§ **Directions**
Wherever a line holds the string "Beschädigung", copy that line.
━━━ Dataset entries
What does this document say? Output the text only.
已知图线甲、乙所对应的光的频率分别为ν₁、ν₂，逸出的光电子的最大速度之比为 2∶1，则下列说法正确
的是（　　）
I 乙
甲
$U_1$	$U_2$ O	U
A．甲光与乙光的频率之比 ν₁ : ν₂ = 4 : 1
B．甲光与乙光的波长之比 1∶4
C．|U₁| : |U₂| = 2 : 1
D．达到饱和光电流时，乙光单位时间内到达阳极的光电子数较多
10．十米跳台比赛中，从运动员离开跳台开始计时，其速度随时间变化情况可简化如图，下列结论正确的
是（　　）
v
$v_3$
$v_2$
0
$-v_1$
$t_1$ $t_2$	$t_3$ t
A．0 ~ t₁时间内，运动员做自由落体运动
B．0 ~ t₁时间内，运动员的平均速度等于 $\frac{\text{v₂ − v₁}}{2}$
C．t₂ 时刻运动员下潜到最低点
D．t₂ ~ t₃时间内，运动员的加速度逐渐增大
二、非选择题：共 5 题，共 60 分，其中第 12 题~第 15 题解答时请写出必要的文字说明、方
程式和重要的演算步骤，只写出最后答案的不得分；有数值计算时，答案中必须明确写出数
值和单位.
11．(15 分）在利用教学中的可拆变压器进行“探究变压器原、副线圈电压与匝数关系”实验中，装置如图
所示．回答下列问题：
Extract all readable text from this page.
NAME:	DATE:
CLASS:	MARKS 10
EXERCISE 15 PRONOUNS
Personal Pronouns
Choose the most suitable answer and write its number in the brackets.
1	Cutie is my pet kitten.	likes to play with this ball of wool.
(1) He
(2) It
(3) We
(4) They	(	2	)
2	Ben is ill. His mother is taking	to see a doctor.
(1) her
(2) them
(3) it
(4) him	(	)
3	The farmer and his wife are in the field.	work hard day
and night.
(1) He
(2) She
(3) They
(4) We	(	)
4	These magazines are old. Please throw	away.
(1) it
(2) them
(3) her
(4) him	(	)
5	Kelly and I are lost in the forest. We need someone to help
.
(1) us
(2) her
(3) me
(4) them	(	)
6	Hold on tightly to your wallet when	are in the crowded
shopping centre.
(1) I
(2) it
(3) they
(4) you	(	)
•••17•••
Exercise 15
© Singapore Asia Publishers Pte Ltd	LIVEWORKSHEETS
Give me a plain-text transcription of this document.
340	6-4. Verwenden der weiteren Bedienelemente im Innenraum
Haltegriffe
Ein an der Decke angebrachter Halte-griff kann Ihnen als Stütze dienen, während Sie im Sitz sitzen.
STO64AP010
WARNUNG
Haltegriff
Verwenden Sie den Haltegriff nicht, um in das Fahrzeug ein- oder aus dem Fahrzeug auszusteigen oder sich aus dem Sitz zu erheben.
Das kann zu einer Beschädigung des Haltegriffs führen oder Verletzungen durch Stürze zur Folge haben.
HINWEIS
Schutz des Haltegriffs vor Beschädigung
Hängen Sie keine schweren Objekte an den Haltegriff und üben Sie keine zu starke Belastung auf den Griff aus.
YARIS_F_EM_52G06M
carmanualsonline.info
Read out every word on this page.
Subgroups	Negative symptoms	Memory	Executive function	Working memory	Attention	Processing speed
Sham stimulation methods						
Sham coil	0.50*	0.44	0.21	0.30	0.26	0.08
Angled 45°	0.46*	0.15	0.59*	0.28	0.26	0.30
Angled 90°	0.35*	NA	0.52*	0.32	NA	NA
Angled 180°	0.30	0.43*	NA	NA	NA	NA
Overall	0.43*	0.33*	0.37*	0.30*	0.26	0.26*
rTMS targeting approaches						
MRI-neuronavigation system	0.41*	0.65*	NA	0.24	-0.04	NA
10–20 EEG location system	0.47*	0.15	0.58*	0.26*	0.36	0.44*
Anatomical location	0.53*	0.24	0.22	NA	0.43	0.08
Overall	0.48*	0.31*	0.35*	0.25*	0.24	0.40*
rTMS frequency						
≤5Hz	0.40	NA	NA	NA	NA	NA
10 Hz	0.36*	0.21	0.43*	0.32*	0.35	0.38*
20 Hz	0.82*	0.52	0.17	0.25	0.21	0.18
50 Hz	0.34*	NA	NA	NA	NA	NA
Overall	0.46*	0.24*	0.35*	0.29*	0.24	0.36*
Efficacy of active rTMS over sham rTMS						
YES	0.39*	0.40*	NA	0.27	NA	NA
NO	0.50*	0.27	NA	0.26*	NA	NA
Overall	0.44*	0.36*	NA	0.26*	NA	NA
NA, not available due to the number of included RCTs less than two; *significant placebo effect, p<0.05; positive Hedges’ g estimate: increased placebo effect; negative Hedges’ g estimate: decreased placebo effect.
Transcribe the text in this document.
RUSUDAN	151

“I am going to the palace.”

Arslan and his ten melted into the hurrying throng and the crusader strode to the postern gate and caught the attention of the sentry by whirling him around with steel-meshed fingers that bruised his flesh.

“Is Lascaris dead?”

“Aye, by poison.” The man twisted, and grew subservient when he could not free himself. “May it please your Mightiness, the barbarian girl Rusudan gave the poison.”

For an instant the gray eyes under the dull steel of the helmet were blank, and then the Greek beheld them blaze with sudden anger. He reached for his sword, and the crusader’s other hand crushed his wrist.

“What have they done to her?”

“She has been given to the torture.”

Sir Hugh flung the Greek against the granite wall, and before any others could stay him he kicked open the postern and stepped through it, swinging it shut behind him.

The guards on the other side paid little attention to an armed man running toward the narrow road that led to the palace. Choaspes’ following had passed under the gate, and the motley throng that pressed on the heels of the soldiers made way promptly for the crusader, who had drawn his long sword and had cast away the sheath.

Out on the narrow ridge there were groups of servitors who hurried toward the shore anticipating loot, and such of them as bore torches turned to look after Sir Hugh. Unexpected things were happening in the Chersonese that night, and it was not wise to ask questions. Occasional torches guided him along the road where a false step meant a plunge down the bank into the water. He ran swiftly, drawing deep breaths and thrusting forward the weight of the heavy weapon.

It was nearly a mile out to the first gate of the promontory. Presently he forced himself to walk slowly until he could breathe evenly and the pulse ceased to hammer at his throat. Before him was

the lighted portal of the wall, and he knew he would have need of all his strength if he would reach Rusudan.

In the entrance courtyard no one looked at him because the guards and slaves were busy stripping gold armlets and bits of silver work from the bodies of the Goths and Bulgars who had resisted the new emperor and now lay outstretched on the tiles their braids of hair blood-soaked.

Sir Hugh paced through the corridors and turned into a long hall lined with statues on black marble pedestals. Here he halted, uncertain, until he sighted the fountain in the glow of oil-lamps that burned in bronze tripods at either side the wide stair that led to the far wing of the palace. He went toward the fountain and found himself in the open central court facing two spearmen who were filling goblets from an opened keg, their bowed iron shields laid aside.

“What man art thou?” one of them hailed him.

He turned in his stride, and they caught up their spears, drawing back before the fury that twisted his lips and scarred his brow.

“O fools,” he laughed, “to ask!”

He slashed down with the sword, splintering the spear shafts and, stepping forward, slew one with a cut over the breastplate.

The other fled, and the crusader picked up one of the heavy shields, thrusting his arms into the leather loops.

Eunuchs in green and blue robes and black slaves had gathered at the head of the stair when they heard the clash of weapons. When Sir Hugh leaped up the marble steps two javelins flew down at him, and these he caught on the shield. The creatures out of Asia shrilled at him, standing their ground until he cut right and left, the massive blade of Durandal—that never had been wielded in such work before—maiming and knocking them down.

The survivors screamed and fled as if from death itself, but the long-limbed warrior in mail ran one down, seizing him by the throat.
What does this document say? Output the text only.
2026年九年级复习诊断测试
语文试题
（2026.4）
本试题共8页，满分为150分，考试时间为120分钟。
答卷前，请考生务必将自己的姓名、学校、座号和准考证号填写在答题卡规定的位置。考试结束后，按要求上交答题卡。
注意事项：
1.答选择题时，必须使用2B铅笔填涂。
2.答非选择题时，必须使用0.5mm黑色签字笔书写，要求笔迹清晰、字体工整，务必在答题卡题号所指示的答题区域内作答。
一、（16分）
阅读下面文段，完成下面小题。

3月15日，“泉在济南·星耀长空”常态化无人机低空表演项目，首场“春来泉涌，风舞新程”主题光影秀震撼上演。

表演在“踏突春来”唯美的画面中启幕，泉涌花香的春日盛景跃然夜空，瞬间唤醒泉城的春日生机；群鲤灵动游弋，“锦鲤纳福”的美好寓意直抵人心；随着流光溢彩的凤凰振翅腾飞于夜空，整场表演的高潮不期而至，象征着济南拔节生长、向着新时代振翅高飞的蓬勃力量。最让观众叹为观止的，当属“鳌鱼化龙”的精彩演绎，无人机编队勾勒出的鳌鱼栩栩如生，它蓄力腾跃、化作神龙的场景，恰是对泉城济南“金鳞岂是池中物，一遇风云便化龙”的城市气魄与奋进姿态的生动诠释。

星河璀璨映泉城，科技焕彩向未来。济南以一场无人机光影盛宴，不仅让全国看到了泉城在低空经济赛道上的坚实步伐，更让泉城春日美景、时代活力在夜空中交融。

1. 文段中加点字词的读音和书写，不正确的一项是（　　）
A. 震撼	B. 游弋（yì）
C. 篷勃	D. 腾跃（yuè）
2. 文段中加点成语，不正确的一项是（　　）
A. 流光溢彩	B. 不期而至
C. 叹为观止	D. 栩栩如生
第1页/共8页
━━━━━━
§ **Problem solution**
Das kann zu einer Beschädigung des Haltegriffs führen oder Verletzungen durch Stürze zur Folge haben.
Schutz des Haltegriffs vor Beschädigung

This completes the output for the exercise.